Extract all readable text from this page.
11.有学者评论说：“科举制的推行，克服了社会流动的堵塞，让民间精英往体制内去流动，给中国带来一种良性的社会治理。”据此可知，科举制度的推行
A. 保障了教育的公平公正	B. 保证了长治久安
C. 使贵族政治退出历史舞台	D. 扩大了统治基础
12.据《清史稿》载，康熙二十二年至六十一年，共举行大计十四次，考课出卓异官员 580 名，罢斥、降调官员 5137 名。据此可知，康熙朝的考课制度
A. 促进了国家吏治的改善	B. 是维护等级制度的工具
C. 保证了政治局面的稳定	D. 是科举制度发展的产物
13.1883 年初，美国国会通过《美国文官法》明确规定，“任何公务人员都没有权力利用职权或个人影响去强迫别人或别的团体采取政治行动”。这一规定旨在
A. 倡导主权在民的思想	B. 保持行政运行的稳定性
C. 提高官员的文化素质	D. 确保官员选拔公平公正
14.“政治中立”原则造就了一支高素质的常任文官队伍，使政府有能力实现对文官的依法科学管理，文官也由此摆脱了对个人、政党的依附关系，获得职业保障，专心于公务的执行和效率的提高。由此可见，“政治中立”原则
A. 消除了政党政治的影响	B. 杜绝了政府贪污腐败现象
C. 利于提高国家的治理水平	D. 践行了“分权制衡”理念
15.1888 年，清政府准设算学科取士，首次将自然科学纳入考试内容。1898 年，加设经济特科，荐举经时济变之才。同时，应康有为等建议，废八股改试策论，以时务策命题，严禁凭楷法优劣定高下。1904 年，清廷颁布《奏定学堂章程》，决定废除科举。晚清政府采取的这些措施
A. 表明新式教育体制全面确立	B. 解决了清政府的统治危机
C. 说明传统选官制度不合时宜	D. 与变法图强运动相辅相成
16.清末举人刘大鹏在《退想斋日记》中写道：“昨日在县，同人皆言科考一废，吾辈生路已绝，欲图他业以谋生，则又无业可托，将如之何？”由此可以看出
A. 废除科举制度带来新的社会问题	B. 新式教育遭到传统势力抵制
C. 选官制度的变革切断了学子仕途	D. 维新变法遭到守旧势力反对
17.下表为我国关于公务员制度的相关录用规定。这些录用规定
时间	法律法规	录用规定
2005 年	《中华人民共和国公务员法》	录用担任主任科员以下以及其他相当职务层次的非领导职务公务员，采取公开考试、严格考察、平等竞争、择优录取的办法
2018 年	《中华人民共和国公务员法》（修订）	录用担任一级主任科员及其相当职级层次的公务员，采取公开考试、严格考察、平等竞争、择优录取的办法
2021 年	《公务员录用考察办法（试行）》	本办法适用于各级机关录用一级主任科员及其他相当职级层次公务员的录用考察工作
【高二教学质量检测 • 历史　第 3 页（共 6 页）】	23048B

### To do:
Transcribe the full listing above without leaving anything out.

### Solution to this problem:
Extract all readable text from this page.
11.有学者评论说：“科举制的推行，克服了社会流动的堵塞，让民间精英往体制内去流动，给中国带来一种良性的社会治理。”据此可知，科举制度的推行
A. 保障了教育的公平公正	B. 保证了长治久安
C. 使贵族政治退出历史舞台	D. 扩大了统治基础
12.据《清史稿》载，康熙二十二年至六十一年，共举行大计十四次，考课出卓异官员 580 名，罢斥、降调官员 5137 名。据此可知，康熙朝的考课制度
A. 促进了国家吏治的改善	B. 是维护等级制度的工具
C. 保证了政治局面的稳定	D. 是科举制度发展的产物
13.1883 年初，美国国会通过《美国文官法》明确规定，“任何公务人员都没有权力利用职权或个人影响去强迫别人或别的团体采取政治行动”。这一规定旨在
A. 倡导主权在民的思想	B. 保持行政运行的稳定性
C. 提高官员的文化素质	D. 确保官员选拔公平公正
14.“政治中立”原则造就了一支高素质的常任文官队伍，使政府有能力实现对文官的依法科学管理，文官也由此摆脱了对个人、政党的依附关系，获得职业保障，专心于公务的执行和效率的提高。由此可见，“政治中立”原则
A. 消除了政党政治的影响	B. 杜绝了政府贪污腐败现象
C. 利于提高国家的治理水平	D. 践行了“分权制衡”理念
15.1888 年，清政府准设算学科取士，首次将自然科学纳入考试内容。1898 年，加设经济特科，荐举经时济变之才。同时，应康有为等建议，废八股改试策论，以时务策命题，严禁凭楷法优劣定高下。1904 年，清廷颁布《奏定学堂章程》，决定废除科举。晚清政府采取的这些措施
A. 表明新式教育体制全面确立	B. 解决了清政府的统治危机
C. 说明传统选官制度不合时宜	D. 与变法图强运动相辅相成
16.清末举人刘大鹏在《退想斋日记》中写道：“昨日在县，同人皆言科考一废，吾辈生路已绝，欲图他业以谋生，则又无业可托，将如之何？”由此可以看出
A. 废除科举制度带来新的社会问题	B. 新式教育遭到传统势力抵制
C. 选官制度的变革切断了学子仕途	D. 维新变法遭到守旧势力反对
17.下表为我国关于公务员制度的相关录用规定。这些录用规定
时间	法律法规	录用规定
2005 年	《中华人民共和国公务员法》	录用担任主任科员以下以及其他相当职务层次的非领导职务公务员，采取公开考试、严格考察、平等竞争、择优录取的办法
2018 年	《中华人民共和国公务员法》（修订）	录用担任一级主任科员及其相当职级层次的公务员，采取公开考试、严格考察、平等竞争、择优录取的办法
2021 年	《公务员录用考察办法（试行）》	本办法适用于各级机关录用一级主任科员及其他相当职级层次公务员的录用考察工作
【高二教学质量检测 • 历史　第 3 页（共 6 页）】	23048B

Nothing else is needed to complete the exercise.